> _REQUIREMENTS_: Copy the lines that follow, keeping every character the same.

> _DATA SHOWN_:
::::::::::
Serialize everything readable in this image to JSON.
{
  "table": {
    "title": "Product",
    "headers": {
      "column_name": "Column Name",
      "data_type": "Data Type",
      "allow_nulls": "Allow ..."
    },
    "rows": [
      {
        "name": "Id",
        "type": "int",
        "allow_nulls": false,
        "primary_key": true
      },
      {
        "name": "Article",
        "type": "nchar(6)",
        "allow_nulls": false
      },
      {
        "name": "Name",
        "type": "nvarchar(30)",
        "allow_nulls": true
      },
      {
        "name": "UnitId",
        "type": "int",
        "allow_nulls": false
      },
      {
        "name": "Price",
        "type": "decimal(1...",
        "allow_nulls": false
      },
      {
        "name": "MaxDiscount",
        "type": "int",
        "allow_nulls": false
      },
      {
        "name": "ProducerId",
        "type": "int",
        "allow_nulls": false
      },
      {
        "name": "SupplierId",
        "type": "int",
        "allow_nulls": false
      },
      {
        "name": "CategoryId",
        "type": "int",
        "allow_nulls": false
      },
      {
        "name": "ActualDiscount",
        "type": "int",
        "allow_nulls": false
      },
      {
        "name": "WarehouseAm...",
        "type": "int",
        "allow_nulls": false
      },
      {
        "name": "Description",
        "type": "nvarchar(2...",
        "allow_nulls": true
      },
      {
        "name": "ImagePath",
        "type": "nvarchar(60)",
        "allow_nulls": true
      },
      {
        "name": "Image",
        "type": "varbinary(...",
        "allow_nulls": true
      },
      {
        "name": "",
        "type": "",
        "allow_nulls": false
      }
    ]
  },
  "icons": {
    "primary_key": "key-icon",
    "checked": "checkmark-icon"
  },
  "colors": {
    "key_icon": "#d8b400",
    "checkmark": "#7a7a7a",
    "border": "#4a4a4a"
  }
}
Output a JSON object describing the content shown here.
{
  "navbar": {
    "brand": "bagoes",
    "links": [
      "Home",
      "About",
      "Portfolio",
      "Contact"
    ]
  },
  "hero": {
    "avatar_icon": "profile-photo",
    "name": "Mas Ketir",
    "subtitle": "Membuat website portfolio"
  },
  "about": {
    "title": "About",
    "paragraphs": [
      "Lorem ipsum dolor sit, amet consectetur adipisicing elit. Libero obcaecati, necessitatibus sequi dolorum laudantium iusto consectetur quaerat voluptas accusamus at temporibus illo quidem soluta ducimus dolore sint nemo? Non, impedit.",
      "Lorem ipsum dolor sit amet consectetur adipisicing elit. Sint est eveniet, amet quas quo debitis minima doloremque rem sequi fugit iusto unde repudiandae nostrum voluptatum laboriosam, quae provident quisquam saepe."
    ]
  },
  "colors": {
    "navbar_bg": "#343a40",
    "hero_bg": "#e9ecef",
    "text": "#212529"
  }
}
::::::::::
> _THE COMPLETED TASK_:
Serialize everything readable in this image to JSON.
{
  "table": {
    "title": "Product",
    "headers": {
      "column_name": "Column Name",
      "data_type": "Data Type",
      "allow_nulls": "Allow ..."
    },
    "rows": [
      {
        "name": "Id",
        "type": "int",
        "allow_nulls": false,
        "primary_key": true
      },
      {
        "name": "Article",
        "type": "nchar(6)",
        "allow_nulls": false
      },
      {
        "name": "Name",
        "type": "nvarchar(30)",
        "allow_nulls": true
      },
      {
        "name": "UnitId",
        "type": "int",
        "allow_nulls": false
      },
      {
        "name": "Price",
        "type": "decimal(1...",
        "allow_nulls": false
      },
      {
        "name": "MaxDiscount",
        "type": "int",
        "allow_nulls": false
      },
      {
        "name": "ProducerId",
        "type": "int",
        "allow_nulls": false
      },
      {
        "name": "SupplierId",
        "type": "int",
        "allow_nulls": false
      },
      {
        "name": "CategoryId",
        "type": "int",
        "allow_nulls": false
      },
      {
        "name": "ActualDiscount",
        "type": "int",
        "allow_nulls": false
      },
      {
        "name": "WarehouseAm...",
        "type": "int",
        "allow_nulls": false
      },
      {
        "name": "Description",
        "type": "nvarchar(2...",
        "allow_nulls": true
      },
      {
        "name": "ImagePath",
        "type": "nvarchar(60)",
        "allow_nulls": true
      },
      {
        "name": "Image",
        "type": "varbinary(...",
        "allow_nulls": true
      },
      {
        "name": "",
        "type": "",
        "allow_nulls": false
      }
    ]
  },
  "icons": {
    "primary_key": "key-icon",
    "checked": "checkmark-icon"
  },
  "colors": {
    "key_icon": "#d8b400",
    "checkmark": "#7a7a7a",
    "border": "#4a4a4a"
  }
}
Output a JSON object describing the content shown here.
{
  "navbar": {
    "brand": "bagoes",
    "links": [
      "Home",
      "About",
      "Portfolio",
      "Contact"
    ]
  },
  "hero": {
    "avatar_icon": "profile-photo",
    "name": "Mas Ketir",
    "subtitle": "Membuat website portfolio"
  },
  "about": {
    "title": "About",
    "paragraphs": [
      "Lorem ipsum dolor sit, amet consectetur adipisicing elit. Libero obcaecati, necessitatibus sequi dolorum laudantium iusto consectetur quaerat voluptas accusamus at temporibus illo quidem soluta ducimus dolore sint nemo? Non, impedit.",
      "Lorem ipsum dolor sit amet consectetur adipisicing elit. Sint est eveniet, amet quas quo debitis minima doloremque rem sequi fugit iusto unde repudiandae nostrum voluptatum laboriosam, quae provident quisquam saepe."
    ]
  },
  "colors": {
    "navbar_bg": "#343a40",
    "hero_bg": "#e9ecef",
    "text": "#212529"
  }
}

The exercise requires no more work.